● Exercise requirements
Copy out every line of the records where the string "historia" occurs.

(Stored records)
#####

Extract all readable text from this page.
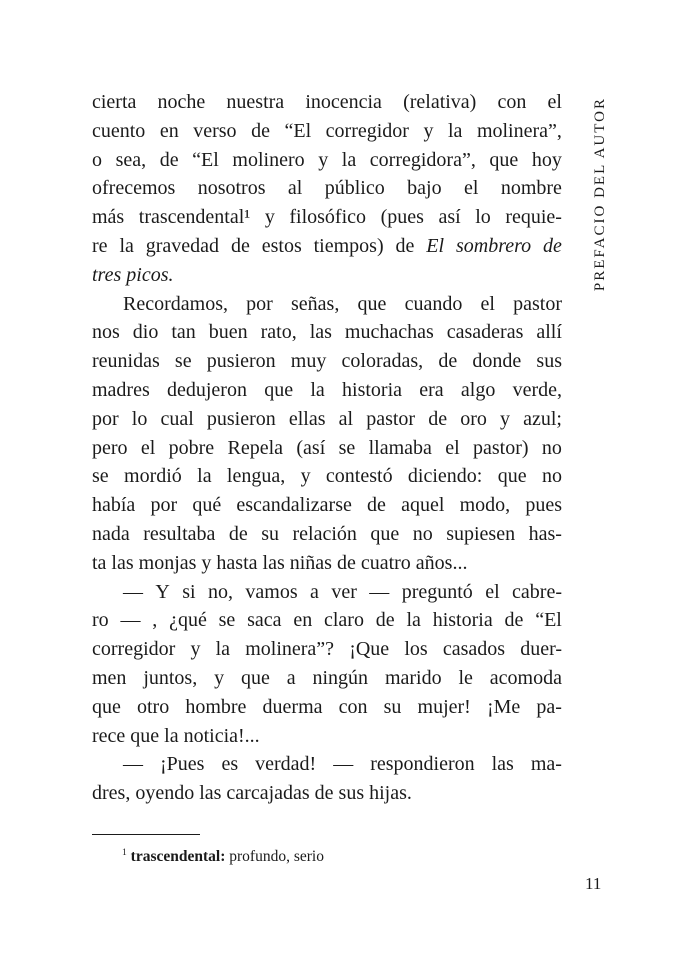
PREFACIO DEL AUTOR
cierta noche nuestra inocencia (relativa) con el
cuento en verso de “El corregidor y la molinera”,
o sea, de “El molinero y la corregidora”, que hoy
ofrecemos nosotros al público bajo el nombre
más trascendental¹ y filosófico (pues así lo requie-
re la gravedad de estos tiempos) de El sombrero de
tres picos.
Recordamos, por señas, que cuando el pastor
nos dio tan buen rato, las muchachas casaderas allí
reunidas se pusieron muy coloradas, de donde sus
madres dedujeron que la historia era algo verde,
por lo cual pusieron ellas al pastor de oro y azul;
pero el pobre Repela (así se llamaba el pastor) no
se mordió la lengua, y contestó diciendo: que no
había por qué escandalizarse de aquel modo, pues
nada resultaba de su relación que no supiesen has-
ta las monjas y hasta las niñas de cuatro años...
— Y si no, vamos a ver — preguntó el cabre-
ro — , ¿qué se saca en claro de la historia de “El
corregidor y la molinera”? ¡Que los casados duer-
men juntos, y que a ningún marido le acomoda
que otro hombre duerma con su mujer! ¡Me pa-
rece que la noticia!...
— ¡Pues es verdad! — respondieron las ma-
dres, oyendo las carcajadas de sus hijas.
$^1$ trascendental: profundo, serio
11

#####

● Output below
madres dedujeron que la historia era algo verde,
ro — , ¿qué se saca en claro de la historia de “El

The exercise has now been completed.